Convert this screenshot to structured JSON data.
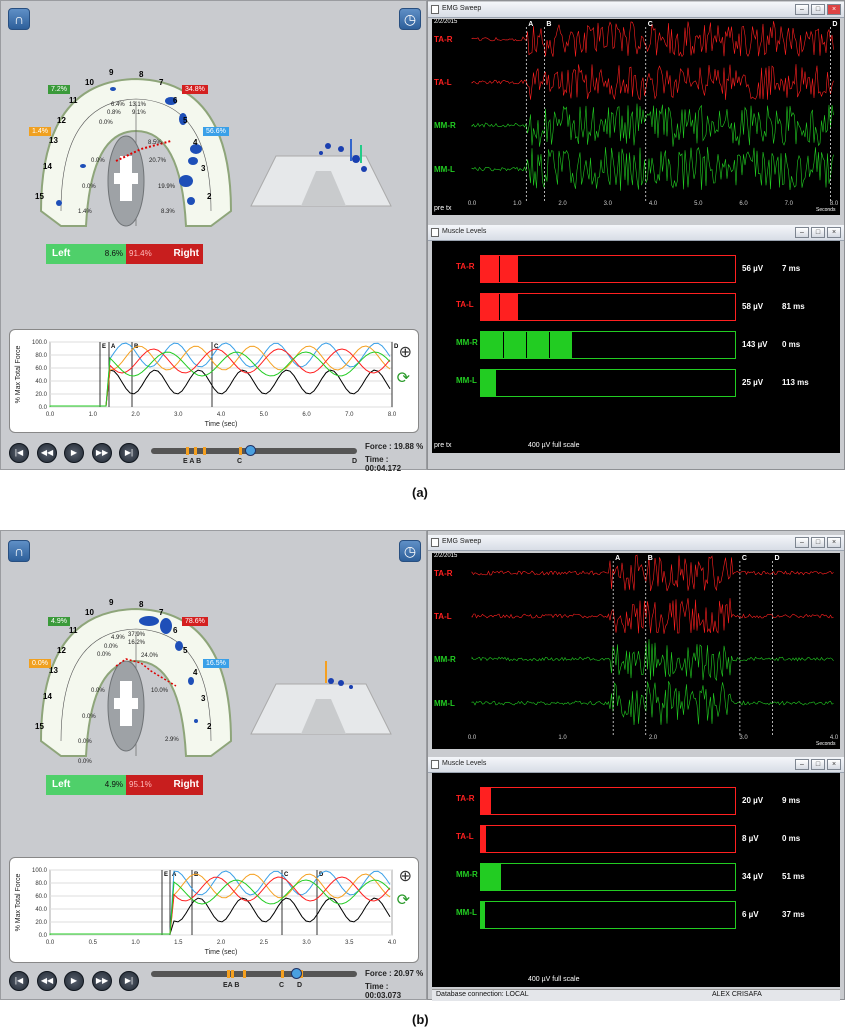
{
  "figure_a": {
    "caption": "(a)",
    "arch": {
      "tooth_numbers": [
        "9",
        "8",
        "10",
        "7",
        "11",
        "6",
        "12",
        "5",
        "13",
        "4",
        "14",
        "3",
        "15",
        "2"
      ],
      "badges": {
        "top_left": "7.2%",
        "top_right": "34.8%",
        "mid_left": "1.4%",
        "mid_right": "56.6%"
      },
      "inner_values": [
        "6.4%",
        "13.1%",
        "0.8%",
        "9.1%",
        "0.0%",
        "20.7%",
        "0.0%",
        "19.9%",
        "0.0%",
        "8.3%",
        "1.4%",
        "8.5%"
      ],
      "left_label": "Left",
      "left_value": "8.6%",
      "right_label": "Right",
      "right_value": "91.4%"
    },
    "force_plot": {
      "ylabel": "% Max Total Force",
      "xlabel": "Time (sec)",
      "yticks": [
        "100.0",
        "80.0",
        "60.0",
        "40.0",
        "20.0",
        "0.0"
      ],
      "xticks": [
        "0.0",
        "1.0",
        "2.0",
        "3.0",
        "4.0",
        "5.0",
        "6.0",
        "7.0",
        "8.0"
      ],
      "markers": [
        "E",
        "A",
        "B",
        "C",
        "D"
      ]
    },
    "playback": {
      "force_label": "Force : 19.88 %",
      "time_label": "Time : 00:04.172",
      "timeline_markers_1": "E A B",
      "timeline_marker_c": "C",
      "timeline_marker_d": "D"
    },
    "emg_sweep": {
      "title": "EMG Sweep",
      "date": "2/2/2015",
      "channels": [
        "TA-R",
        "TA-L",
        "MM-R",
        "MM-L"
      ],
      "markers": [
        "A",
        "B",
        "C",
        "D"
      ],
      "xticks": [
        "0.0",
        "1.0",
        "2.0",
        "3.0",
        "4.0",
        "5.0",
        "6.0",
        "7.0",
        "8.0"
      ],
      "xlabel": "Seconds",
      "bottom_label": "pre tx"
    },
    "muscle_levels": {
      "title": "Muscle Levels",
      "rows": [
        {
          "name": "TA-R",
          "uv": "56 µV",
          "ms": "7 ms",
          "level": 0.15,
          "color": "#ff2020",
          "segments": 2
        },
        {
          "name": "TA-L",
          "uv": "58 µV",
          "ms": "81 ms",
          "level": 0.15,
          "color": "#ff2020",
          "segments": 2
        },
        {
          "name": "MM-R",
          "uv": "143 µV",
          "ms": "0 ms",
          "level": 0.36,
          "color": "#22cc22",
          "segments": 4
        },
        {
          "name": "MM-L",
          "uv": "25 µV",
          "ms": "113 ms",
          "level": 0.06,
          "color": "#22cc22",
          "segments": 1
        }
      ],
      "footer_left": "pre tx",
      "footer_scale": "400 µV full scale"
    }
  },
  "figure_b": {
    "caption": "(b)",
    "arch": {
      "tooth_numbers": [
        "9",
        "8",
        "10",
        "7",
        "11",
        "6",
        "12",
        "5",
        "13",
        "4",
        "14",
        "3",
        "15",
        "2"
      ],
      "badges": {
        "top_left": "4.9%",
        "top_right": "78.6%",
        "mid_left": "0.0%",
        "mid_right": "16.5%"
      },
      "inner_values": [
        "4.9%",
        "37.9%",
        "0.0%",
        "16.2%",
        "0.0%",
        "24.0%",
        "0.0%",
        "10.0%",
        "0.0%",
        "2.9%",
        "0.0%",
        "0.0%"
      ],
      "left_label": "Left",
      "left_value": "4.9%",
      "right_label": "Right",
      "right_value": "95.1%"
    },
    "force_plot": {
      "ylabel": "% Max Total Force",
      "xlabel": "Time (sec)",
      "yticks": [
        "100.0",
        "80.0",
        "60.0",
        "40.0",
        "20.0",
        "0.0"
      ],
      "xticks": [
        "0.0",
        "0.5",
        "1.0",
        "1.5",
        "2.0",
        "2.5",
        "3.0",
        "3.5",
        "4.0"
      ],
      "markers": [
        "E",
        "A",
        "B",
        "C",
        "D"
      ]
    },
    "playback": {
      "force_label": "Force : 20.97 %",
      "time_label": "Time : 00:03.073",
      "timeline_markers_1": "EA B",
      "timeline_marker_c": "C",
      "timeline_marker_d": "D"
    },
    "emg_sweep": {
      "title": "EMG Sweep",
      "date": "2/2/2015",
      "channels": [
        "TA-R",
        "TA-L",
        "MM-R",
        "MM-L"
      ],
      "markers": [
        "A",
        "B",
        "C",
        "D"
      ],
      "xticks": [
        "0.0",
        "1.0",
        "2.0",
        "3.0",
        "4.0"
      ],
      "xlabel": "Seconds"
    },
    "muscle_levels": {
      "title": "Muscle Levels",
      "rows": [
        {
          "name": "TA-R",
          "uv": "20 µV",
          "ms": "9 ms",
          "level": 0.04,
          "color": "#ff2020",
          "segments": 1
        },
        {
          "name": "TA-L",
          "uv": "8 µV",
          "ms": "0 ms",
          "level": 0.02,
          "color": "#ff2020",
          "segments": 1
        },
        {
          "name": "MM-R",
          "uv": "34 µV",
          "ms": "51 ms",
          "level": 0.08,
          "color": "#22cc22",
          "segments": 1
        },
        {
          "name": "MM-L",
          "uv": "6 µV",
          "ms": "37 ms",
          "level": 0.01,
          "color": "#22cc22",
          "segments": 1
        }
      ],
      "footer_scale": "400 µV full scale",
      "status_left": "Database connection: LOCAL",
      "status_right": "ALEX CRISAFA"
    }
  },
  "colors": {
    "red": "#ff2020",
    "green": "#22cc22",
    "orange": "#f5a020",
    "blue": "#3aa0e8",
    "left_green": "#4fd06a",
    "right_red": "#c81e1e"
  },
  "icons": {
    "arch_button": "arch-icon",
    "clock_button": "clock-icon",
    "zoom": "zoom-in-icon",
    "refresh": "refresh-icon",
    "window": "window-icon"
  }
}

• • • • •

Make a word-for-word copy of the entries, without any pictures.

**SOLVED PROBLEM**
Convert this screenshot to structured JSON data.
{
  "figure_a": {
    "caption": "(a)",
    "arch": {
      "tooth_numbers": [
        "9",
        "8",
        "10",
        "7",
        "11",
        "6",
        "12",
        "5",
        "13",
        "4",
        "14",
        "3",
        "15",
        "2"
      ],
      "badges": {
        "top_left": "7.2%",
        "top_right": "34.8%",
        "mid_left": "1.4%",
        "mid_right": "56.6%"
      },
      "inner_values": [
        "6.4%",
        "13.1%",
        "0.8%",
        "9.1%",
        "0.0%",
        "20.7%",
        "0.0%",
        "19.9%",
        "0.0%",
        "8.3%",
        "1.4%",
        "8.5%"
      ],
      "left_label": "Left",
      "left_value": "8.6%",
      "right_label": "Right",
      "right_value": "91.4%"
    },
    "force_plot": {
      "ylabel": "% Max Total Force",
      "xlabel": "Time (sec)",
      "yticks": [
        "100.0",
        "80.0",
        "60.0",
        "40.0",
        "20.0",
        "0.0"
      ],
      "xticks": [
        "0.0",
        "1.0",
        "2.0",
        "3.0",
        "4.0",
        "5.0",
        "6.0",
        "7.0",
        "8.0"
      ],
      "markers": [
        "E",
        "A",
        "B",
        "C",
        "D"
      ]
    },
    "playback": {
      "force_label": "Force : 19.88 %",
      "time_label": "Time : 00:04.172",
      "timeline_markers_1": "E A B",
      "timeline_marker_c": "C",
      "timeline_marker_d": "D"
    },
    "emg_sweep": {
      "title": "EMG Sweep",
      "date": "2/2/2015",
      "channels": [
        "TA-R",
        "TA-L",
        "MM-R",
        "MM-L"
      ],
      "markers": [
        "A",
        "B",
        "C",
        "D"
      ],
      "xticks": [
        "0.0",
        "1.0",
        "2.0",
        "3.0",
        "4.0",
        "5.0",
        "6.0",
        "7.0",
        "8.0"
      ],
      "xlabel": "Seconds",
      "bottom_label": "pre tx"
    },
    "muscle_levels": {
      "title": "Muscle Levels",
      "rows": [
        {
          "name": "TA-R",
          "uv": "56 µV",
          "ms": "7 ms",
          "level": 0.15,
          "color": "#ff2020",
          "segments": 2
        },
        {
          "name": "TA-L",
          "uv": "58 µV",
          "ms": "81 ms",
          "level": 0.15,
          "color": "#ff2020",
          "segments": 2
        },
        {
          "name": "MM-R",
          "uv": "143 µV",
          "ms": "0 ms",
          "level": 0.36,
          "color": "#22cc22",
          "segments": 4
        },
        {
          "name": "MM-L",
          "uv": "25 µV",
          "ms": "113 ms",
          "level": 0.06,
          "color": "#22cc22",
          "segments": 1
        }
      ],
      "footer_left": "pre tx",
      "footer_scale": "400 µV full scale"
    }
  },
  "figure_b": {
    "caption": "(b)",
    "arch": {
      "tooth_numbers": [
        "9",
        "8",
        "10",
        "7",
        "11",
        "6",
        "12",
        "5",
        "13",
        "4",
        "14",
        "3",
        "15",
        "2"
      ],
      "badges": {
        "top_left": "4.9%",
        "top_right": "78.6%",
        "mid_left": "0.0%",
        "mid_right": "16.5%"
      },
      "inner_values": [
        "4.9%",
        "37.9%",
        "0.0%",
        "16.2%",
        "0.0%",
        "24.0%",
        "0.0%",
        "10.0%",
        "0.0%",
        "2.9%",
        "0.0%",
        "0.0%"
      ],
      "left_label": "Left",
      "left_value": "4.9%",
      "right_label": "Right",
      "right_value": "95.1%"
    },
    "force_plot": {
      "ylabel": "% Max Total Force",
      "xlabel": "Time (sec)",
      "yticks": [
        "100.0",
        "80.0",
        "60.0",
        "40.0",
        "20.0",
        "0.0"
      ],
      "xticks": [
        "0.0",
        "0.5",
        "1.0",
        "1.5",
        "2.0",
        "2.5",
        "3.0",
        "3.5",
        "4.0"
      ],
      "markers": [
        "E",
        "A",
        "B",
        "C",
        "D"
      ]
    },
    "playback": {
      "force_label": "Force : 20.97 %",
      "time_label": "Time : 00:03.073",
      "timeline_markers_1": "EA B",
      "timeline_marker_c": "C",
      "timeline_marker_d": "D"
    },
    "emg_sweep": {
      "title": "EMG Sweep",
      "date": "2/2/2015",
      "channels": [
        "TA-R",
        "TA-L",
        "MM-R",
        "MM-L"
      ],
      "markers": [
        "A",
        "B",
        "C",
        "D"
      ],
      "xticks": [
        "0.0",
        "1.0",
        "2.0",
        "3.0",
        "4.0"
      ],
      "xlabel": "Seconds"
    },
    "muscle_levels": {
      "title": "Muscle Levels",
      "rows": [
        {
          "name": "TA-R",
          "uv": "20 µV",
          "ms": "9 ms",
          "level": 0.04,
          "color": "#ff2020",
          "segments": 1
        },
        {
          "name": "TA-L",
          "uv": "8 µV",
          "ms": "0 ms",
          "level": 0.02,
          "color": "#ff2020",
          "segments": 1
        },
        {
          "name": "MM-R",
          "uv": "34 µV",
          "ms": "51 ms",
          "level": 0.08,
          "color": "#22cc22",
          "segments": 1
        },
        {
          "name": "MM-L",
          "uv": "6 µV",
          "ms": "37 ms",
          "level": 0.01,
          "color": "#22cc22",
          "segments": 1
        }
      ],
      "footer_scale": "400 µV full scale",
      "status_left": "Database connection: LOCAL",
      "status_right": "ALEX CRISAFA"
    }
  },
  "colors": {
    "red": "#ff2020",
    "green": "#22cc22",
    "orange": "#f5a020",
    "blue": "#3aa0e8",
    "left_green": "#4fd06a",
    "right_red": "#c81e1e"
  },
  "icons": {
    "arch_button": "arch-icon",
    "clock_button": "clock-icon",
    "zoom": "zoom-in-icon",
    "refresh": "refresh-icon",
    "window": "window-icon"
  }
}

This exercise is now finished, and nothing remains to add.